[Begin Records shown]

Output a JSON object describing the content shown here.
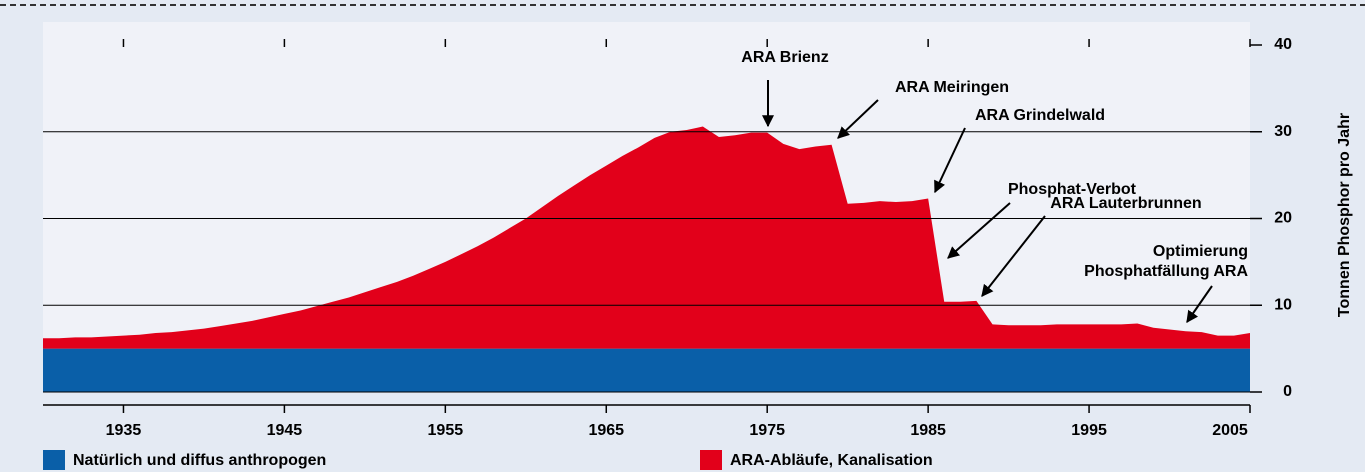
{
  "chart_data": {
    "type": "stacked_area",
    "x": [
      1930,
      1931,
      1932,
      1933,
      1934,
      1935,
      1936,
      1937,
      1938,
      1939,
      1940,
      1941,
      1942,
      1943,
      1944,
      1945,
      1946,
      1947,
      1948,
      1949,
      1950,
      1951,
      1952,
      1953,
      1954,
      1955,
      1956,
      1957,
      1958,
      1959,
      1960,
      1961,
      1962,
      1963,
      1964,
      1965,
      1966,
      1967,
      1968,
      1969,
      1970,
      1971,
      1972,
      1973,
      1974,
      1975,
      1976,
      1977,
      1978,
      1979,
      1980,
      1981,
      1982,
      1983,
      1984,
      1985,
      1986,
      1987,
      1988,
      1989,
      1990,
      1991,
      1992,
      1993,
      1994,
      1995,
      1996,
      1997,
      1998,
      1999,
      2000,
      2001,
      2002,
      2003,
      2004,
      2005
    ],
    "series": [
      {
        "name": "Natürlich und diffus anthropogen",
        "color": "#0a5fa8",
        "values": [
          5,
          5,
          5,
          5,
          5,
          5,
          5,
          5,
          5,
          5,
          5,
          5,
          5,
          5,
          5,
          5,
          5,
          5,
          5,
          5,
          5,
          5,
          5,
          5,
          5,
          5,
          5,
          5,
          5,
          5,
          5,
          5,
          5,
          5,
          5,
          5,
          5,
          5,
          5,
          5,
          5,
          5,
          5,
          5,
          5,
          5,
          5,
          5,
          5,
          5,
          5,
          5,
          5,
          5,
          5,
          5,
          5,
          5,
          5,
          5,
          5,
          5,
          5,
          5,
          5,
          5,
          5,
          5,
          5,
          5,
          5,
          5,
          5,
          5,
          5,
          5
        ]
      },
      {
        "name": "ARA-Abläufe, Kanalisation",
        "color": "#e2001a",
        "values": [
          1.2,
          1.2,
          1.3,
          1.3,
          1.4,
          1.5,
          1.6,
          1.8,
          1.9,
          2.1,
          2.3,
          2.6,
          2.9,
          3.2,
          3.6,
          4.0,
          4.4,
          4.9,
          5.4,
          5.9,
          6.5,
          7.1,
          7.7,
          8.4,
          9.2,
          10.0,
          10.9,
          11.8,
          12.8,
          13.9,
          15.0,
          16.3,
          17.6,
          18.8,
          20.0,
          21.1,
          22.2,
          23.2,
          24.3,
          25.0,
          25.2,
          25.6,
          24.4,
          24.6,
          24.9,
          24.9,
          23.6,
          23.0,
          23.3,
          23.5,
          16.7,
          16.8,
          17.0,
          16.9,
          17.0,
          17.3,
          5.4,
          5.4,
          5.5,
          2.8,
          2.7,
          2.7,
          2.7,
          2.8,
          2.8,
          2.8,
          2.8,
          2.8,
          2.9,
          2.4,
          2.2,
          2.0,
          1.9,
          1.5,
          1.5,
          1.8
        ]
      }
    ],
    "xlim": [
      1930,
      2005
    ],
    "xticks": [
      1935,
      1945,
      1955,
      1965,
      1975,
      1985,
      1995,
      2005
    ],
    "ylim": [
      0,
      40
    ],
    "yticks": [
      0,
      10,
      20,
      30,
      40
    ],
    "grid": true,
    "y_axis_label": "Tonnen Phosphor pro Jahr",
    "annotations": [
      [
        "ARA Brienz"
      ],
      [
        "ARA Meiringen"
      ],
      [
        "ARA Grindelwald"
      ],
      [
        "Phosphat-Verbot"
      ],
      [
        "ARA Lauterbrunnen"
      ],
      [
        "Optimierung",
        "Phosphatfällung ARA"
      ]
    ]
  }
}
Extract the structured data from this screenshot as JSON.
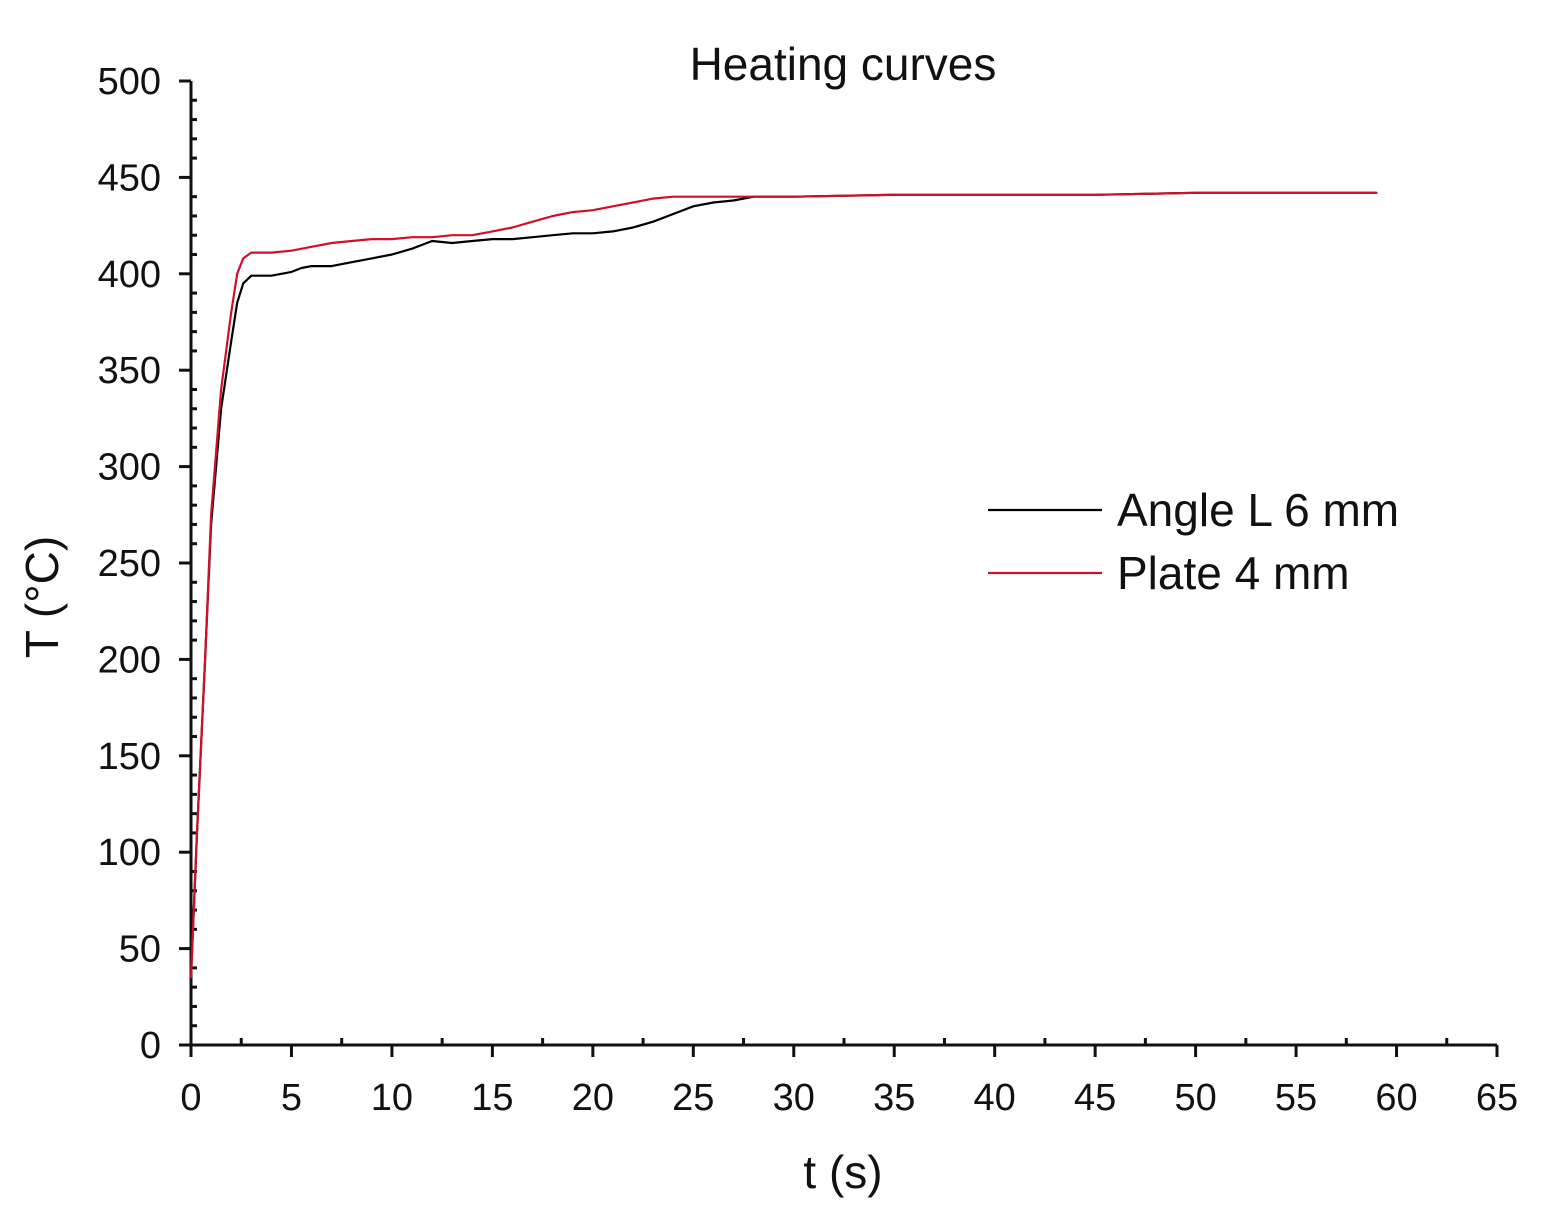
{
  "chart_data": {
    "type": "line",
    "title": "Heating curves",
    "xlabel": "t (s)",
    "ylabel": "T (°C)",
    "xlim": [
      0,
      65
    ],
    "ylim": [
      0,
      500
    ],
    "x_major_ticks": [
      0,
      5,
      10,
      15,
      20,
      25,
      30,
      35,
      40,
      45,
      50,
      55,
      60,
      65
    ],
    "x_minor_step": 2.5,
    "y_major_ticks": [
      0,
      50,
      100,
      150,
      200,
      250,
      300,
      350,
      400,
      450,
      500
    ],
    "y_minor_step": 10,
    "grid": false,
    "legend": {
      "placement": "right",
      "entries": [
        "Angle L 6 mm",
        "Plate 4 mm"
      ]
    },
    "series": [
      {
        "name": "Angle L 6 mm",
        "color": "#000000",
        "x": [
          0,
          0.3,
          0.7,
          1.0,
          1.5,
          2.0,
          2.3,
          2.6,
          3.0,
          4.0,
          5.0,
          5.5,
          6.0,
          7.0,
          8.0,
          9.0,
          10.0,
          11.0,
          12.0,
          13.0,
          14.0,
          15.0,
          16.0,
          17.0,
          18.0,
          19.0,
          20.0,
          21.0,
          22.0,
          23.0,
          24.0,
          25.0,
          26.0,
          27.0,
          28.0,
          30.0,
          35.0,
          40.0,
          45.0,
          50.0,
          55.0,
          59.0
        ],
        "y": [
          35,
          110,
          200,
          270,
          330,
          365,
          385,
          395,
          399,
          399,
          401,
          403,
          404,
          404,
          406,
          408,
          410,
          413,
          417,
          416,
          417,
          418,
          418,
          419,
          420,
          421,
          421,
          422,
          424,
          427,
          431,
          435,
          437,
          438,
          440,
          440,
          441,
          441,
          441,
          442,
          442,
          442
        ]
      },
      {
        "name": "Plate 4 mm",
        "color": "#d0102a",
        "x": [
          0,
          0.3,
          0.7,
          1.0,
          1.5,
          2.0,
          2.3,
          2.6,
          3.0,
          4.0,
          5.0,
          6.0,
          7.0,
          8.0,
          9.0,
          10.0,
          11.0,
          12.0,
          13.0,
          14.0,
          15.0,
          16.0,
          17.0,
          18.0,
          19.0,
          20.0,
          21.0,
          22.0,
          23.0,
          24.0,
          25.0,
          26.0,
          28.0,
          30.0,
          35.0,
          40.0,
          45.0,
          50.0,
          55.0,
          59.0
        ],
        "y": [
          35,
          110,
          200,
          275,
          340,
          380,
          400,
          408,
          411,
          411,
          412,
          414,
          416,
          417,
          418,
          418,
          419,
          419,
          420,
          420,
          422,
          424,
          427,
          430,
          432,
          433,
          435,
          437,
          439,
          440,
          440,
          440,
          440,
          440,
          441,
          441,
          441,
          442,
          442,
          442
        ]
      }
    ]
  }
}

[End Records shown]

• [What to do]
All of the records need repeating exactly, except for the pictures.

• [Right answer]
Output a JSON object describing the content shown here.
{
  "chart_data": {
    "type": "stacked_area",
    "x": [
      1930,
      1931,
      1932,
      1933,
      1934,
      1935,
      1936,
      1937,
      1938,
      1939,
      1940,
      1941,
      1942,
      1943,
      1944,
      1945,
      1946,
      1947,
      1948,
      1949,
      1950,
      1951,
      1952,
      1953,
      1954,
      1955,
      1956,
      1957,
      1958,
      1959,
      1960,
      1961,
      1962,
      1963,
      1964,
      1965,
      1966,
      1967,
      1968,
      1969,
      1970,
      1971,
      1972,
      1973,
      1974,
      1975,
      1976,
      1977,
      1978,
      1979,
      1980,
      1981,
      1982,
      1983,
      1984,
      1985,
      1986,
      1987,
      1988,
      1989,
      1990,
      1991,
      1992,
      1993,
      1994,
      1995,
      1996,
      1997,
      1998,
      1999,
      2000,
      2001,
      2002,
      2003,
      2004,
      2005
    ],
    "series": [
      {
        "name": "Natürlich und diffus anthropogen",
        "color": "#0a5fa8",
        "values": [
          5,
          5,
          5,
          5,
          5,
          5,
          5,
          5,
          5,
          5,
          5,
          5,
          5,
          5,
          5,
          5,
          5,
          5,
          5,
          5,
          5,
          5,
          5,
          5,
          5,
          5,
          5,
          5,
          5,
          5,
          5,
          5,
          5,
          5,
          5,
          5,
          5,
          5,
          5,
          5,
          5,
          5,
          5,
          5,
          5,
          5,
          5,
          5,
          5,
          5,
          5,
          5,
          5,
          5,
          5,
          5,
          5,
          5,
          5,
          5,
          5,
          5,
          5,
          5,
          5,
          5,
          5,
          5,
          5,
          5,
          5,
          5,
          5,
          5,
          5,
          5
        ]
      },
      {
        "name": "ARA-Abläufe, Kanalisation",
        "color": "#e2001a",
        "values": [
          1.2,
          1.2,
          1.3,
          1.3,
          1.4,
          1.5,
          1.6,
          1.8,
          1.9,
          2.1,
          2.3,
          2.6,
          2.9,
          3.2,
          3.6,
          4.0,
          4.4,
          4.9,
          5.4,
          5.9,
          6.5,
          7.1,
          7.7,
          8.4,
          9.2,
          10.0,
          10.9,
          11.8,
          12.8,
          13.9,
          15.0,
          16.3,
          17.6,
          18.8,
          20.0,
          21.1,
          22.2,
          23.2,
          24.3,
          25.0,
          25.2,
          25.6,
          24.4,
          24.6,
          24.9,
          24.9,
          23.6,
          23.0,
          23.3,
          23.5,
          16.7,
          16.8,
          17.0,
          16.9,
          17.0,
          17.3,
          5.4,
          5.4,
          5.5,
          2.8,
          2.7,
          2.7,
          2.7,
          2.8,
          2.8,
          2.8,
          2.8,
          2.8,
          2.9,
          2.4,
          2.2,
          2.0,
          1.9,
          1.5,
          1.5,
          1.8
        ]
      }
    ],
    "xlim": [
      1930,
      2005
    ],
    "xticks": [
      1935,
      1945,
      1955,
      1965,
      1975,
      1985,
      1995,
      2005
    ],
    "ylim": [
      0,
      40
    ],
    "yticks": [
      0,
      10,
      20,
      30,
      40
    ],
    "grid": true,
    "y_axis_label": "Tonnen Phosphor pro Jahr",
    "annotations": [
      [
        "ARA Brienz"
      ],
      [
        "ARA Meiringen"
      ],
      [
        "ARA Grindelwald"
      ],
      [
        "Phosphat-Verbot"
      ],
      [
        "ARA Lauterbrunnen"
      ],
      [
        "Optimierung",
        "Phosphatfällung ARA"
      ]
    ]
  }
}
Extract the structured data from this screenshot as JSON.
{
  "chart_data": {
    "type": "line",
    "title": "Heating curves",
    "xlabel": "t (s)",
    "ylabel": "T (°C)",
    "xlim": [
      0,
      65
    ],
    "ylim": [
      0,
      500
    ],
    "x_major_ticks": [
      0,
      5,
      10,
      15,
      20,
      25,
      30,
      35,
      40,
      45,
      50,
      55,
      60,
      65
    ],
    "x_minor_step": 2.5,
    "y_major_ticks": [
      0,
      50,
      100,
      150,
      200,
      250,
      300,
      350,
      400,
      450,
      500
    ],
    "y_minor_step": 10,
    "grid": false,
    "legend": {
      "placement": "right",
      "entries": [
        "Angle L 6 mm",
        "Plate 4 mm"
      ]
    },
    "series": [
      {
        "name": "Angle L 6 mm",
        "color": "#000000",
        "x": [
          0,
          0.3,
          0.7,
          1.0,
          1.5,
          2.0,
          2.3,
          2.6,
          3.0,
          4.0,
          5.0,
          5.5,
          6.0,
          7.0,
          8.0,
          9.0,
          10.0,
          11.0,
          12.0,
          13.0,
          14.0,
          15.0,
          16.0,
          17.0,
          18.0,
          19.0,
          20.0,
          21.0,
          22.0,
          23.0,
          24.0,
          25.0,
          26.0,
          27.0,
          28.0,
          30.0,
          35.0,
          40.0,
          45.0,
          50.0,
          55.0,
          59.0
        ],
        "y": [
          35,
          110,
          200,
          270,
          330,
          365,
          385,
          395,
          399,
          399,
          401,
          403,
          404,
          404,
          406,
          408,
          410,
          413,
          417,
          416,
          417,
          418,
          418,
          419,
          420,
          421,
          421,
          422,
          424,
          427,
          431,
          435,
          437,
          438,
          440,
          440,
          441,
          441,
          441,
          442,
          442,
          442
        ]
      },
      {
        "name": "Plate 4 mm",
        "color": "#d0102a",
        "x": [
          0,
          0.3,
          0.7,
          1.0,
          1.5,
          2.0,
          2.3,
          2.6,
          3.0,
          4.0,
          5.0,
          6.0,
          7.0,
          8.0,
          9.0,
          10.0,
          11.0,
          12.0,
          13.0,
          14.0,
          15.0,
          16.0,
          17.0,
          18.0,
          19.0,
          20.0,
          21.0,
          22.0,
          23.0,
          24.0,
          25.0,
          26.0,
          28.0,
          30.0,
          35.0,
          40.0,
          45.0,
          50.0,
          55.0,
          59.0
        ],
        "y": [
          35,
          110,
          200,
          275,
          340,
          380,
          400,
          408,
          411,
          411,
          412,
          414,
          416,
          417,
          418,
          418,
          419,
          419,
          420,
          420,
          422,
          424,
          427,
          430,
          432,
          433,
          435,
          437,
          439,
          440,
          440,
          440,
          440,
          440,
          441,
          441,
          441,
          442,
          442,
          442
        ]
      }
    ]
  }
}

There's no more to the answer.